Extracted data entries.
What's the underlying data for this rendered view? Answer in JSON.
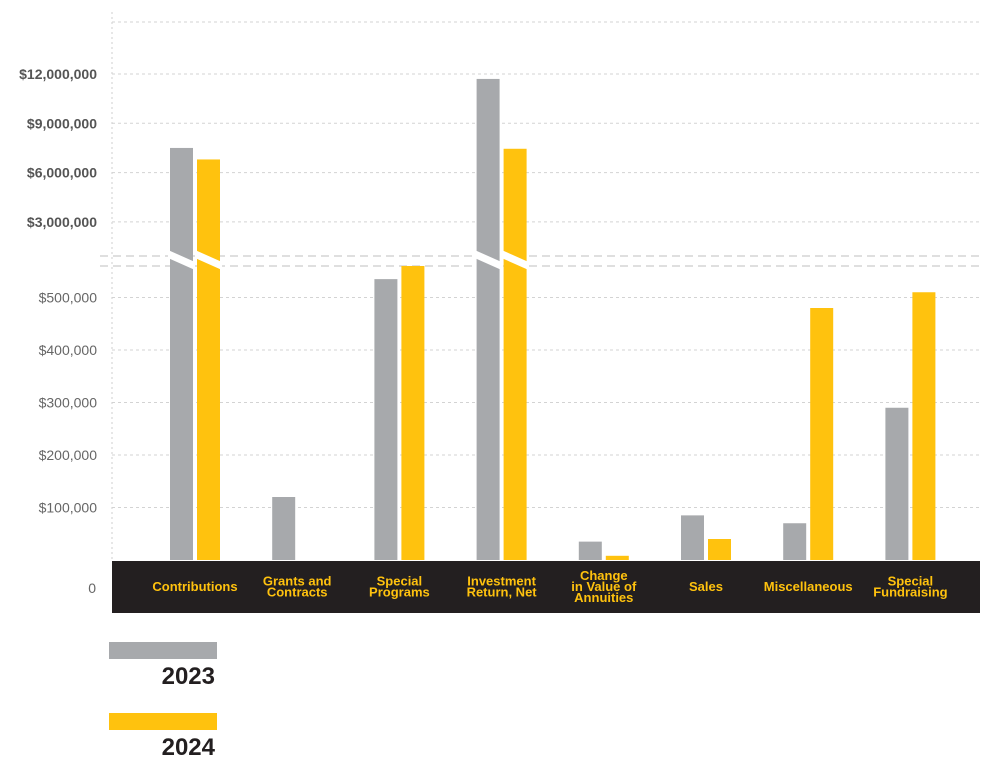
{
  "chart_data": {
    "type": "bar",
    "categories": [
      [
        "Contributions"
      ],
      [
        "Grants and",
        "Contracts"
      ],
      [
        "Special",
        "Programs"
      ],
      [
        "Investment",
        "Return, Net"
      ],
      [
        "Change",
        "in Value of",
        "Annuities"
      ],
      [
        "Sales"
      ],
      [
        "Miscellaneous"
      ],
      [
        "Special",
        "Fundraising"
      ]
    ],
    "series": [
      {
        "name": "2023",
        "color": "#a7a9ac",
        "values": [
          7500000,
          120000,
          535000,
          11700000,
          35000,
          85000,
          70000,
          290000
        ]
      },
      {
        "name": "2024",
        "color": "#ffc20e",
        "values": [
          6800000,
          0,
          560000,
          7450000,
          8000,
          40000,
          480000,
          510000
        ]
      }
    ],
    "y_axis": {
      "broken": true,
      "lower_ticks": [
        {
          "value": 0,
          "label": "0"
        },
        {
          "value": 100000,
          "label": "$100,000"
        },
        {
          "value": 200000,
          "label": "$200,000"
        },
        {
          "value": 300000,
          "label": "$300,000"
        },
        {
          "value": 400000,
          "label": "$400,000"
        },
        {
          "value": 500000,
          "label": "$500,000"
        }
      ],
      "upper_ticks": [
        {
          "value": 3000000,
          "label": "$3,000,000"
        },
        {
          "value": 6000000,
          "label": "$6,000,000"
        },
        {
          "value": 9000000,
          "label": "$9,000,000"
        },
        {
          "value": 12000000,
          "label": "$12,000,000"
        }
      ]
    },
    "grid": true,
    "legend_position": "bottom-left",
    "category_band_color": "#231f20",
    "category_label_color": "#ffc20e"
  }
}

What to do.
Without the pictures, print the whole listing exactly as given.

Solution for this task.
What's the underlying data for this rendered view? Answer in JSON.
{
  "chart_data": {
    "type": "bar",
    "categories": [
      [
        "Contributions"
      ],
      [
        "Grants and",
        "Contracts"
      ],
      [
        "Special",
        "Programs"
      ],
      [
        "Investment",
        "Return, Net"
      ],
      [
        "Change",
        "in Value of",
        "Annuities"
      ],
      [
        "Sales"
      ],
      [
        "Miscellaneous"
      ],
      [
        "Special",
        "Fundraising"
      ]
    ],
    "series": [
      {
        "name": "2023",
        "color": "#a7a9ac",
        "values": [
          7500000,
          120000,
          535000,
          11700000,
          35000,
          85000,
          70000,
          290000
        ]
      },
      {
        "name": "2024",
        "color": "#ffc20e",
        "values": [
          6800000,
          0,
          560000,
          7450000,
          8000,
          40000,
          480000,
          510000
        ]
      }
    ],
    "y_axis": {
      "broken": true,
      "lower_ticks": [
        {
          "value": 0,
          "label": "0"
        },
        {
          "value": 100000,
          "label": "$100,000"
        },
        {
          "value": 200000,
          "label": "$200,000"
        },
        {
          "value": 300000,
          "label": "$300,000"
        },
        {
          "value": 400000,
          "label": "$400,000"
        },
        {
          "value": 500000,
          "label": "$500,000"
        }
      ],
      "upper_ticks": [
        {
          "value": 3000000,
          "label": "$3,000,000"
        },
        {
          "value": 6000000,
          "label": "$6,000,000"
        },
        {
          "value": 9000000,
          "label": "$9,000,000"
        },
        {
          "value": 12000000,
          "label": "$12,000,000"
        }
      ]
    },
    "grid": true,
    "legend_position": "bottom-left",
    "category_band_color": "#231f20",
    "category_label_color": "#ffc20e"
  }
}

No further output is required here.